PROBLEM DESCRIPTION: Look through the data below. Collect every line where the word "金属及材料" occurs.

Raw records:
━━━━━━━━

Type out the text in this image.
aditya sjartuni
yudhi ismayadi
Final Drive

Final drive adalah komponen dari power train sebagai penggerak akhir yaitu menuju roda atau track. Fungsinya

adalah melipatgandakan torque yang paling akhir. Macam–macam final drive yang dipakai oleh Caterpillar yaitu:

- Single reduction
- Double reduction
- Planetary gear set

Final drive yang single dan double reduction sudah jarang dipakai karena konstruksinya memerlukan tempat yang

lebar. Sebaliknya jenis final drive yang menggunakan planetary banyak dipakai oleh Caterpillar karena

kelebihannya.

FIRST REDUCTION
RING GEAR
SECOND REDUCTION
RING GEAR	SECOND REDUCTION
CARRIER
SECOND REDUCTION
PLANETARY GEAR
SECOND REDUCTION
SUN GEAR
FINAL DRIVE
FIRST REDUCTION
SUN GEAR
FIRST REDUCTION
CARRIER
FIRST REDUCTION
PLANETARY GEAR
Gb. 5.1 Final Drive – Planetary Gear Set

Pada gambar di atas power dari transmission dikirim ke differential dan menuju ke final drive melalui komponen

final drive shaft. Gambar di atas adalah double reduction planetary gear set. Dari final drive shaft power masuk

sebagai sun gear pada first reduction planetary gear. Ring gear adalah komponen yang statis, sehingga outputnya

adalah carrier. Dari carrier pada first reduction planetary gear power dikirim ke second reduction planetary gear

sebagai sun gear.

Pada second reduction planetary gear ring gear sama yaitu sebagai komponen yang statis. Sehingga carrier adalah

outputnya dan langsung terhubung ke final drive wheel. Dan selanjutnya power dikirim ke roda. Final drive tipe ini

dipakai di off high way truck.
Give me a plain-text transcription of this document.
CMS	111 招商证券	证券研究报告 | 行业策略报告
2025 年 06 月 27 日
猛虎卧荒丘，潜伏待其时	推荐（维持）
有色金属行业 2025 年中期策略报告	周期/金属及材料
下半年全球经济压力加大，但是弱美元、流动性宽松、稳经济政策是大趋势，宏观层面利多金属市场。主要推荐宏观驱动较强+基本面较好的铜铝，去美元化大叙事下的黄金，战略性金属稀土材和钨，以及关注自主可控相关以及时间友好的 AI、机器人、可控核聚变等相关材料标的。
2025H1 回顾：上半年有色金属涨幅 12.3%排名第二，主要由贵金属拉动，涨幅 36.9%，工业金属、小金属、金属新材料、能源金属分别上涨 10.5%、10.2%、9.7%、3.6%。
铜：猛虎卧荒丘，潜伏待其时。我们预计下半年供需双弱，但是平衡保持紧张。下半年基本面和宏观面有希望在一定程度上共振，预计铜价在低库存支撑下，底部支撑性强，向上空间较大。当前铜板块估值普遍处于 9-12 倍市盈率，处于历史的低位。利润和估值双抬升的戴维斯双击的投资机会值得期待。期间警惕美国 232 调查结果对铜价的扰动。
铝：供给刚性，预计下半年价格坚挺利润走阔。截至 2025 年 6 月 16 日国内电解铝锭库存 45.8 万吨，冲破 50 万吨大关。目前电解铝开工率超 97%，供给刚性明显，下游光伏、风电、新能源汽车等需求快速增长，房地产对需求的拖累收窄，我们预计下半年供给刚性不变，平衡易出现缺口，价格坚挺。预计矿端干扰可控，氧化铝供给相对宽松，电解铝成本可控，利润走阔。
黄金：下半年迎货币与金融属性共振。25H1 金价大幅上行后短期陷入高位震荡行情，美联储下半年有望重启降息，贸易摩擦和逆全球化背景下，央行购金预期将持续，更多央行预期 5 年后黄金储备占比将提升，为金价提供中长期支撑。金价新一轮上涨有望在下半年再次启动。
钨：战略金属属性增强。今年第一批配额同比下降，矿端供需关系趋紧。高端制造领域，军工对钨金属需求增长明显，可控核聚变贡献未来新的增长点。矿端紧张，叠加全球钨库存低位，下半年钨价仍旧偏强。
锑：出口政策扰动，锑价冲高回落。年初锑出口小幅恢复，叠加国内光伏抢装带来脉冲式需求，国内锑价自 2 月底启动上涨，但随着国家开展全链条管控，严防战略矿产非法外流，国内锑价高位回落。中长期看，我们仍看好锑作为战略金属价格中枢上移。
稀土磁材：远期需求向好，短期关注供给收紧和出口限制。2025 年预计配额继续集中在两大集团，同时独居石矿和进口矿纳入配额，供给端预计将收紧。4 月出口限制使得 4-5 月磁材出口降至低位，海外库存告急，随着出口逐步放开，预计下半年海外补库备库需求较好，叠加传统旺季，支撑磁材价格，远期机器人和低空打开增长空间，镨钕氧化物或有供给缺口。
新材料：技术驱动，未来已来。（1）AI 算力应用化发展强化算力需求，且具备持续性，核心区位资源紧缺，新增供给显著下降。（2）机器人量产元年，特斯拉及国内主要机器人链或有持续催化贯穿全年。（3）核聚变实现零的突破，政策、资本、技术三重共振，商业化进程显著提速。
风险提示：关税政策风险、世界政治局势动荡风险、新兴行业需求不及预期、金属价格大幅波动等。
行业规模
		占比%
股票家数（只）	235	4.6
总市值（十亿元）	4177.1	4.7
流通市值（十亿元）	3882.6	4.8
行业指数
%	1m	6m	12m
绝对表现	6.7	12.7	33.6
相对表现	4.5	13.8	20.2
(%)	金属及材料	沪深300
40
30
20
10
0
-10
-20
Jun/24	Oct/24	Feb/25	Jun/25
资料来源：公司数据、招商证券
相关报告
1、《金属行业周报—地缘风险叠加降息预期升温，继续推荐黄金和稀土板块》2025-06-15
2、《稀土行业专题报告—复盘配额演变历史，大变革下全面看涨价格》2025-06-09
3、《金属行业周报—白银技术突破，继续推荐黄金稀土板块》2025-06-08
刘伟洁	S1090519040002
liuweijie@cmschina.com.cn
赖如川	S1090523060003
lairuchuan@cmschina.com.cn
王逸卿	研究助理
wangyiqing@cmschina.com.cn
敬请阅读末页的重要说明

━━━━━━━━

SOLUTION TO THE PROBLEM:
有色金属行业 2025 年中期策略报告	周期/金属及材料
(%)	金属及材料	沪深300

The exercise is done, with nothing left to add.